▸ EXERCISE TASK 1
Rewrite the hydroxyl-group quantification excerpt starting at "Quantification of accessible" and ending at "the re-protonation experiments.", swapping "microtome slices" out for "wood sections".
▸ EXERCISE TASK 2
Pick up the write-up on measuring hydroxyl accessibility in wood by re-protonation where it stops, and keep it going.
** start of SOURCE EXCERPT **
Quantification of accessible hydroxyl groups by re-protonation

Wet 60 µm microtome slices were submerged and stored in 1.5 ml of deuterium oxide (99.9%, Sigma-Aldrich) in closed containers. Deuterium oxide was changed twice during a week to ensure that all accessible OH groups in the microtome slices were exchanged for OD groups. These samples were stored in the fridge at 4 °C prior to the re-protonation experiments.

OH accessibility was gravimetrically measured from microtome slices with an automated sorption balance (DVS Advantage ET, Surface Measurement Systems, UK) with 0.1 µg accuracy. During the measurements, the N2 flow and the target temperature were kept constant at 200 sccm and 25 °C, respectively. Three microtome slices were used for each measurement. Automated sorption balance measurement consisted of a four-step sequence: (A) exposure to D2O vapour at 95% target RH for 12 h; (B) drying under N2 flow for 24 h; (C) exposure to H2O vapour at 95% target RH for 12 h; (D) drying under N2 flow for 24 h. Following the final sequence step, dry N2 gas flow was kept at 75 sccm until the samples were removed from the automated sorption balance apparatus. Figure 2 shows the changes in mass (mg) of one wood sample (3 h HWE, ND) as a function of time (h) throughout the automated sorption balance sequence. To confirm the applicability of this method, additional untreated wood slices, which were kept in liquid H2O, were subjected to the same RH steps in a different order: (C), (D), (A) and (B). Thereby, the slices were deuterated and not re-protonated.
** end of SOURCE EXCERPT **
** start of DATA LINES **
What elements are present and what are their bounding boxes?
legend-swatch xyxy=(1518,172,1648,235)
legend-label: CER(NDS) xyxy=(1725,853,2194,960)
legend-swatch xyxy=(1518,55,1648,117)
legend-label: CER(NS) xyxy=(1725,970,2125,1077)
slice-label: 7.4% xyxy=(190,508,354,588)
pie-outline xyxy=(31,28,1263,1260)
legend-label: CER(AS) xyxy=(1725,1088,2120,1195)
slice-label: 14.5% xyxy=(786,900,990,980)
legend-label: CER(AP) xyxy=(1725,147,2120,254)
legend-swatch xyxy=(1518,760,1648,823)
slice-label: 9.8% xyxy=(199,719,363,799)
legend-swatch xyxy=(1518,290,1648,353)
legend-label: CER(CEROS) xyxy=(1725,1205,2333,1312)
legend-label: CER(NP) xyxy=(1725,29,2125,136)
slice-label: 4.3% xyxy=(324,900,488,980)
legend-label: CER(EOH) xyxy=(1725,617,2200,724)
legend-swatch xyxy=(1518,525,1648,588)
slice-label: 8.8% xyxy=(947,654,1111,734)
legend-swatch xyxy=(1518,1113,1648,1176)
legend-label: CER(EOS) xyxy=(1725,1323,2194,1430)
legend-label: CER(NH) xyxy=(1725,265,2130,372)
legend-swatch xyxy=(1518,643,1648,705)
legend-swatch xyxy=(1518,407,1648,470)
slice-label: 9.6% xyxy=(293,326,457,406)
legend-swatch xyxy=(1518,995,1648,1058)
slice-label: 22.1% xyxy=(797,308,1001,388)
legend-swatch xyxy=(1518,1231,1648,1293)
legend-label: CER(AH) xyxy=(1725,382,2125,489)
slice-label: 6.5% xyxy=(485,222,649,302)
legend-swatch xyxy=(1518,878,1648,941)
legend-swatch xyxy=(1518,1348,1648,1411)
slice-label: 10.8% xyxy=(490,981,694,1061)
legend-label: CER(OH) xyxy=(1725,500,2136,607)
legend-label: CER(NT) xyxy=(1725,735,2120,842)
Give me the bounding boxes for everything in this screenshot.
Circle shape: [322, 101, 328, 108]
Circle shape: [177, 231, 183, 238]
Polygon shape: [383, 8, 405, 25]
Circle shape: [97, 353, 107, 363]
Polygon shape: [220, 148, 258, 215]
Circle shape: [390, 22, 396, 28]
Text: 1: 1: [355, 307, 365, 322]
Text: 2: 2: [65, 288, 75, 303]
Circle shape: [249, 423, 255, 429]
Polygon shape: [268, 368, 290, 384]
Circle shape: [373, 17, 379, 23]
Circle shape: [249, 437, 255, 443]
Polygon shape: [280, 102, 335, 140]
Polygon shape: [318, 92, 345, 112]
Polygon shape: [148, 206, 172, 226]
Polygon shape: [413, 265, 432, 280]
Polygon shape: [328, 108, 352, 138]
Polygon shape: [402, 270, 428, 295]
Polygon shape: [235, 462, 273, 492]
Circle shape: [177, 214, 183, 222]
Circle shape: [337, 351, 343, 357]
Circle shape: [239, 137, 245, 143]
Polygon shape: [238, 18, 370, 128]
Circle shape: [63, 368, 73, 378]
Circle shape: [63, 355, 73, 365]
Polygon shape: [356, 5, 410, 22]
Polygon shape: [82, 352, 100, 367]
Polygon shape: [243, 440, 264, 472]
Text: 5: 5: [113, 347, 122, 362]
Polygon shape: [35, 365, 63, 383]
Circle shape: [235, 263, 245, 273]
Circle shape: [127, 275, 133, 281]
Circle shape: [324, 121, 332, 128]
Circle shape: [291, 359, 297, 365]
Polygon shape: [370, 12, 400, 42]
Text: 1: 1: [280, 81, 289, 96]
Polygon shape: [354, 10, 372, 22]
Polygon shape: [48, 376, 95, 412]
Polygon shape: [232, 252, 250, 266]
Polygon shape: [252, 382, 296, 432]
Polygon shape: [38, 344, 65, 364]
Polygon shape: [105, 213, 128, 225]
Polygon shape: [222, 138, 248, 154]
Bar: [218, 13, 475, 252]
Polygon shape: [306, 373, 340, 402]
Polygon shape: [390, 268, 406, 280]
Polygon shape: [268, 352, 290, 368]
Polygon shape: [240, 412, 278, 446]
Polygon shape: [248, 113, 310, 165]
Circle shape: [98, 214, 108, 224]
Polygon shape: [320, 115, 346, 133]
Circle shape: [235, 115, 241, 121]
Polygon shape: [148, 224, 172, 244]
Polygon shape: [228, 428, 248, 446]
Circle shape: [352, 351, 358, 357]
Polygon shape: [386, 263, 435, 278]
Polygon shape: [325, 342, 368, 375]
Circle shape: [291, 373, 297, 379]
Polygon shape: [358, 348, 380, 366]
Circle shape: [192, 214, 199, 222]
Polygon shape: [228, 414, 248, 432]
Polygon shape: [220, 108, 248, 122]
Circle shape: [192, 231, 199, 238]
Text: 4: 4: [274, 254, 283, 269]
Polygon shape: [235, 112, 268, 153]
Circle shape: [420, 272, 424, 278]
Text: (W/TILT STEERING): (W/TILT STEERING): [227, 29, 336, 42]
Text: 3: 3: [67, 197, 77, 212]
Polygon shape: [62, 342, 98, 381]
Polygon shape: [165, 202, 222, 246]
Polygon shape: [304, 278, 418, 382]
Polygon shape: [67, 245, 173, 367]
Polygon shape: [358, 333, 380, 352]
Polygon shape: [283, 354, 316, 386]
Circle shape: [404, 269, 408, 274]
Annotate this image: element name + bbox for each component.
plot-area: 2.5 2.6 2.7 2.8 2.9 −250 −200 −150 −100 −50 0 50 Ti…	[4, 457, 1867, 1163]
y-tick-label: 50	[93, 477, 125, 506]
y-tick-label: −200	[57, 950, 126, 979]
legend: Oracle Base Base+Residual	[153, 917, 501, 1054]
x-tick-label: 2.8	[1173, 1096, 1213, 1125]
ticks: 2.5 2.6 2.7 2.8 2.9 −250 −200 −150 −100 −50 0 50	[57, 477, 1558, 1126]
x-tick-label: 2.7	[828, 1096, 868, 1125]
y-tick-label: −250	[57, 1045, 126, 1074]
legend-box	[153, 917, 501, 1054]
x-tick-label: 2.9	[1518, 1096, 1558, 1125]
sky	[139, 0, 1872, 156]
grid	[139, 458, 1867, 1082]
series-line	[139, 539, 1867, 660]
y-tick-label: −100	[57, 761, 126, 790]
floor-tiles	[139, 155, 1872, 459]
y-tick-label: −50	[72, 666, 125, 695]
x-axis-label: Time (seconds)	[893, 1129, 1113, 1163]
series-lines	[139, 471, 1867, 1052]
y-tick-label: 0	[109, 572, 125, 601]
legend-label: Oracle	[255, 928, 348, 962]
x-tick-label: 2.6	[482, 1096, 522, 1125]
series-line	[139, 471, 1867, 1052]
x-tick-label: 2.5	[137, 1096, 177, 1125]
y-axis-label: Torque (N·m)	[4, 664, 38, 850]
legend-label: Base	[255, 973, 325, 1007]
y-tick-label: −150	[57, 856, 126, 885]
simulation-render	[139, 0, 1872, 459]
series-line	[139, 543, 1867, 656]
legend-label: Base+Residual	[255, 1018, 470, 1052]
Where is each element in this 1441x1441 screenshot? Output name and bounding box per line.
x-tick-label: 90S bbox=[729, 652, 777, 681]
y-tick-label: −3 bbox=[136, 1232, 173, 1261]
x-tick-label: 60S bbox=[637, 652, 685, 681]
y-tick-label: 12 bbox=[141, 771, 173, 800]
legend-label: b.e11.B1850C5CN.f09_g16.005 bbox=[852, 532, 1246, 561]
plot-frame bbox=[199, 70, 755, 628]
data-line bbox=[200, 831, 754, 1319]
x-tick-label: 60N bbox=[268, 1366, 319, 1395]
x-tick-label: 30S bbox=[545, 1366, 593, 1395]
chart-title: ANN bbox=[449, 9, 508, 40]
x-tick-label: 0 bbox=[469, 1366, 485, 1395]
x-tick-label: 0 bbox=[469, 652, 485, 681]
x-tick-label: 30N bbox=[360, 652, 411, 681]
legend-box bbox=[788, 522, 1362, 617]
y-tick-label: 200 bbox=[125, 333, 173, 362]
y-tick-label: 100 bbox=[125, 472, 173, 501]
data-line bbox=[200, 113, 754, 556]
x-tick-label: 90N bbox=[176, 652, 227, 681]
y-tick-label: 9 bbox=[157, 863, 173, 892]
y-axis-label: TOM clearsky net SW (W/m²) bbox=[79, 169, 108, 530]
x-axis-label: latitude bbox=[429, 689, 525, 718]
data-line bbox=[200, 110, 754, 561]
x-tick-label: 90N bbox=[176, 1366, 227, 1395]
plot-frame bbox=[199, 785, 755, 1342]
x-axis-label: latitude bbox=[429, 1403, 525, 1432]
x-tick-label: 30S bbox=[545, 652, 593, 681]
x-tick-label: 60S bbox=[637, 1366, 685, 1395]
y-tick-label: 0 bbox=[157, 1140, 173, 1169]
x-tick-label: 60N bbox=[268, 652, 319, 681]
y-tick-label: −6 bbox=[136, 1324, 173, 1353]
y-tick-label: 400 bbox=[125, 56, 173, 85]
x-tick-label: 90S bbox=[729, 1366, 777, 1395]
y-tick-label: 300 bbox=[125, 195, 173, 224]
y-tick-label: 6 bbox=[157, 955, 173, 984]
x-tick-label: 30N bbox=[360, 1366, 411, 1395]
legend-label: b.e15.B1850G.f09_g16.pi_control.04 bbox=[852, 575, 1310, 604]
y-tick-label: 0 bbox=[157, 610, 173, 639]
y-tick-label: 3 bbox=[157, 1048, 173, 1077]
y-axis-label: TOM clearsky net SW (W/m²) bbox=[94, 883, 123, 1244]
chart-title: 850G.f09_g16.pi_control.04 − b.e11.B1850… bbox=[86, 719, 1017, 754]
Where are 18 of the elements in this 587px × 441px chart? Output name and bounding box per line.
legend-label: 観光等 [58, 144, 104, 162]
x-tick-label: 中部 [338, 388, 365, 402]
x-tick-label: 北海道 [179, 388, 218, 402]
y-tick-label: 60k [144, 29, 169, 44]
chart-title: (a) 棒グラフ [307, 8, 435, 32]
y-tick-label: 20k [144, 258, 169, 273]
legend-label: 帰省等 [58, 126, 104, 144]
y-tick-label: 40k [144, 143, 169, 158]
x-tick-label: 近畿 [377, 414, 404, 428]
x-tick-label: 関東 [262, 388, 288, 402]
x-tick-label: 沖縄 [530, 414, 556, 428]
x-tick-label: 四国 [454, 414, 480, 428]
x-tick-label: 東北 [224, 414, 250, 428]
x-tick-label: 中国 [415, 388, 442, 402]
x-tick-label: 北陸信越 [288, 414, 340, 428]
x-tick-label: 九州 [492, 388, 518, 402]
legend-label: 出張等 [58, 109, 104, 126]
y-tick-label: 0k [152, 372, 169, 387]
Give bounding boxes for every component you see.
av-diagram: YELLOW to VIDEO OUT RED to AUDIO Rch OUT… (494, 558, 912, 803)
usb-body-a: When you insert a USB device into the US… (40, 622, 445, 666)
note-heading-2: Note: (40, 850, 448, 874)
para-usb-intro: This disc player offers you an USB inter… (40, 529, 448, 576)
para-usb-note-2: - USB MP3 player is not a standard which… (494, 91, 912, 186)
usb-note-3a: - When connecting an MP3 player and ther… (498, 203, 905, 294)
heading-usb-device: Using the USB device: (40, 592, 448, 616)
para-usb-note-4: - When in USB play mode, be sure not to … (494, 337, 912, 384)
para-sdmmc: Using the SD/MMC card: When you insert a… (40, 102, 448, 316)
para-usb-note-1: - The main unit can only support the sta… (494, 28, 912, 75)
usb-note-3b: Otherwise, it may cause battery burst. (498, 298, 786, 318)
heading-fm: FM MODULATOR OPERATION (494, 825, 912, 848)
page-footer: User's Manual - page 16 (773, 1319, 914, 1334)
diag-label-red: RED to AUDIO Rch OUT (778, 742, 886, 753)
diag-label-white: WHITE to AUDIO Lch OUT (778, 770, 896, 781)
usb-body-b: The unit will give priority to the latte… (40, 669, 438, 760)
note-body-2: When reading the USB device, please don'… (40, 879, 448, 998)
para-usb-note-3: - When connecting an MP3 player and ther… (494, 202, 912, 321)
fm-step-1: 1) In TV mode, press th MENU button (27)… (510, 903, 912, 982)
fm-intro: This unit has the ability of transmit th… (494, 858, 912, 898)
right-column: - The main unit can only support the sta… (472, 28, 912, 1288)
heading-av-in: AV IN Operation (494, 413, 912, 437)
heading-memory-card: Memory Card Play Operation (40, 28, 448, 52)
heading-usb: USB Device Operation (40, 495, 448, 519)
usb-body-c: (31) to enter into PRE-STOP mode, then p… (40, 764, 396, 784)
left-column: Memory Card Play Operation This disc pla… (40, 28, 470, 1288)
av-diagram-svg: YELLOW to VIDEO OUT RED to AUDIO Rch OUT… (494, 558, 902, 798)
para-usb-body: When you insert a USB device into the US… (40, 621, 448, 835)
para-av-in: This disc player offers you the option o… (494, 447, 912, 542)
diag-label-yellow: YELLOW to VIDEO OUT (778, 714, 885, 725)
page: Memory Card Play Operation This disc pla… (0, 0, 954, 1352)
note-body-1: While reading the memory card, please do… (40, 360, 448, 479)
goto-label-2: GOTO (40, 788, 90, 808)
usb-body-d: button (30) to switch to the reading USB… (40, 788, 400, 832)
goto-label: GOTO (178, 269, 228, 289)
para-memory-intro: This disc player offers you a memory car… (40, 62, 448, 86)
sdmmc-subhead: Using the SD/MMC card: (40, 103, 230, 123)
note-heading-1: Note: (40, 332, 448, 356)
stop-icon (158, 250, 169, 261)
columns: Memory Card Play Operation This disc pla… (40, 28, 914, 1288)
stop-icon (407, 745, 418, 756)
** end of DATA LINES **
▸ TASK RESPONSE 1
Quantification of accessible hydroxyl groups by re-protonation

Wet 60 µm wood sections were submerged and stored in 1.5 ml of deuterium oxide (99.9%, Sigma-Aldrich) in closed containers. Deuterium oxide was changed twice during a week to ensure that all accessible OH groups in the wood sections were exchanged for OD groups. These samples were stored in the fridge at 4 °C prior to the re-protonation experiments.

▸ TASK RESPONSE 2
Fig. 2
figure 2

Changes in mass (mg) of one wood sample (3 h HWE, never-dried) as a function of time (h) throughout the automated sorption balance sequence

The concentration of accessible OH groups (OHacc, in mmol g−1) was determined based on the dry mass difference between the deuterated and the re-protonated state using Eq. 2:

$${\text{OH}}_{{{\text{acc}}}} = 1000 \times \left( {{\text{m}}_{{\text{B}}} - {\text{m}}_{{\text{D}}} } \right)/\left( {\Delta {\text{M}} \times {\text{m}}_{{\text{D}}} } \right)$$
(2)

where mB and mD are the mass of the wood sample (mg) at the end of steps B and D, respectively, and ΔM is the atomic mass difference between deuterium and protium (1.006 g mol−1).

The moisture content (in mmol g−1) of the samples at 25 °C and 95% RH was determined by using the masses at the end of the water vapour exposure step C and drying step D (Fig. 2) according to Eq. 3:

$${\text{MC}} = 1000 \times \left( {{\text{m}}_{{\text{C}}} - {\text{m}}_{{\text{D}}} } \right)/\left( {{\text{m}}_{{\text{D}}} \times {\text{M}}_{{{\text{water}}}} } \right)$$
(3)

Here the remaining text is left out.